Extract the full set of records, then give each one again exactly.

start

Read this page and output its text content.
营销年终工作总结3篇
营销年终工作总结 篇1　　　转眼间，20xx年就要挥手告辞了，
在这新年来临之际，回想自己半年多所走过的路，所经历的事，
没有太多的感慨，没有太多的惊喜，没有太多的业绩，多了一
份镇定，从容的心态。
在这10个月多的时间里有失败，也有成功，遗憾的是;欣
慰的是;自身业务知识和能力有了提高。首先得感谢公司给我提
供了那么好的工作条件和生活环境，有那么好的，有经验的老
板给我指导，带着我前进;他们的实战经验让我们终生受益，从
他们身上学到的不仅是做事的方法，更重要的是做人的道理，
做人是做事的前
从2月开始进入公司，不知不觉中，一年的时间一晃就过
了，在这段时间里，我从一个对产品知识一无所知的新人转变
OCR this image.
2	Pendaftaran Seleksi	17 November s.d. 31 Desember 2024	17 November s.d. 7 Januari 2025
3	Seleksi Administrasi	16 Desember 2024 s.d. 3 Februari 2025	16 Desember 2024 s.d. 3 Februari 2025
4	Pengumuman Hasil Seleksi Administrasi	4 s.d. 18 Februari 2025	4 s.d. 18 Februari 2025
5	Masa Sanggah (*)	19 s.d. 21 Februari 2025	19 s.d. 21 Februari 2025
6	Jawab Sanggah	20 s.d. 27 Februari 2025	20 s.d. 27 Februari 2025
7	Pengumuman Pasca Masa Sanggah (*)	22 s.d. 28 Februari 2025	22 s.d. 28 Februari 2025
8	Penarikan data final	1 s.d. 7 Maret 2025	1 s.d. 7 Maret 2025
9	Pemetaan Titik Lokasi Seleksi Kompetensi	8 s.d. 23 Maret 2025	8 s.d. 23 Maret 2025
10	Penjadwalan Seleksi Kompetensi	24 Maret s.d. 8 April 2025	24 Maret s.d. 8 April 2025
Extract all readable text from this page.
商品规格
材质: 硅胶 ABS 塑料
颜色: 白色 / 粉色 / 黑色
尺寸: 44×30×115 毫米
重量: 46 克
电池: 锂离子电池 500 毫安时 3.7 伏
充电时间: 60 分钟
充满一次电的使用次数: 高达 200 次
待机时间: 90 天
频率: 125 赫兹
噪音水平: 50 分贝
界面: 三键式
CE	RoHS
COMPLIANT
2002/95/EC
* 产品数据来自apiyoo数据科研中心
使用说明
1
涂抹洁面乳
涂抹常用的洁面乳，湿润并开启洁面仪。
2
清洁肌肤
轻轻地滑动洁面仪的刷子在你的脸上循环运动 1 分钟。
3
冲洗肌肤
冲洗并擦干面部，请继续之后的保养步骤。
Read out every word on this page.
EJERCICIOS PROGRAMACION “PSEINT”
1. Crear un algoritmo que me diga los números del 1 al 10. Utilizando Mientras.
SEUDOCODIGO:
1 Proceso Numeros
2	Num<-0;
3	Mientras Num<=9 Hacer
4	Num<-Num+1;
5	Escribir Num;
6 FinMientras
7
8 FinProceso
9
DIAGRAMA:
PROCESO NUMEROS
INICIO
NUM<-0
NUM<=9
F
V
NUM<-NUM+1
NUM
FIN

end

■ **EXERCISE SOLUTION**:
Read this page and output its text content.
营销年终工作总结3篇
营销年终工作总结 篇1　　　转眼间，20xx年就要挥手告辞了，
在这新年来临之际，回想自己半年多所走过的路，所经历的事，
没有太多的感慨，没有太多的惊喜，没有太多的业绩，多了一
份镇定，从容的心态。
在这10个月多的时间里有失败，也有成功，遗憾的是;欣
慰的是;自身业务知识和能力有了提高。首先得感谢公司给我提
供了那么好的工作条件和生活环境，有那么好的，有经验的老
板给我指导，带着我前进;他们的实战经验让我们终生受益，从
他们身上学到的不仅是做事的方法，更重要的是做人的道理，
做人是做事的前
从2月开始进入公司，不知不觉中，一年的时间一晃就过
了，在这段时间里，我从一个对产品知识一无所知的新人转变
OCR this image.
2	Pendaftaran Seleksi	17 November s.d. 31 Desember 2024	17 November s.d. 7 Januari 2025
3	Seleksi Administrasi	16 Desember 2024 s.d. 3 Februari 2025	16 Desember 2024 s.d. 3 Februari 2025
4	Pengumuman Hasil Seleksi Administrasi	4 s.d. 18 Februari 2025	4 s.d. 18 Februari 2025
5	Masa Sanggah (*)	19 s.d. 21 Februari 2025	19 s.d. 21 Februari 2025
6	Jawab Sanggah	20 s.d. 27 Februari 2025	20 s.d. 27 Februari 2025
7	Pengumuman Pasca Masa Sanggah (*)	22 s.d. 28 Februari 2025	22 s.d. 28 Februari 2025
8	Penarikan data final	1 s.d. 7 Maret 2025	1 s.d. 7 Maret 2025
9	Pemetaan Titik Lokasi Seleksi Kompetensi	8 s.d. 23 Maret 2025	8 s.d. 23 Maret 2025
10	Penjadwalan Seleksi Kompetensi	24 Maret s.d. 8 April 2025	24 Maret s.d. 8 April 2025
Extract all readable text from this page.
商品规格
材质: 硅胶 ABS 塑料
颜色: 白色 / 粉色 / 黑色
尺寸: 44×30×115 毫米
重量: 46 克
电池: 锂离子电池 500 毫安时 3.7 伏
充电时间: 60 分钟
充满一次电的使用次数: 高达 200 次
待机时间: 90 天
频率: 125 赫兹
噪音水平: 50 分贝
界面: 三键式
CE	RoHS
COMPLIANT
2002/95/EC
* 产品数据来自apiyoo数据科研中心
使用说明
1
涂抹洁面乳
涂抹常用的洁面乳，湿润并开启洁面仪。
2
清洁肌肤
轻轻地滑动洁面仪的刷子在你的脸上循环运动 1 分钟。
3
冲洗肌肤
冲洗并擦干面部，请继续之后的保养步骤。
Read out every word on this page.
EJERCICIOS PROGRAMACION “PSEINT”
1. Crear un algoritmo que me diga los números del 1 al 10. Utilizando Mientras.
SEUDOCODIGO:
1 Proceso Numeros
2	Num<-0;
3	Mientras Num<=9 Hacer
4	Num<-Num+1;
5	Escribir Num;
6 FinMientras
7
8 FinProceso
9
DIAGRAMA:
PROCESO NUMEROS
INICIO
NUM<-0
NUM<=9
F
V
NUM<-NUM+1
NUM
FIN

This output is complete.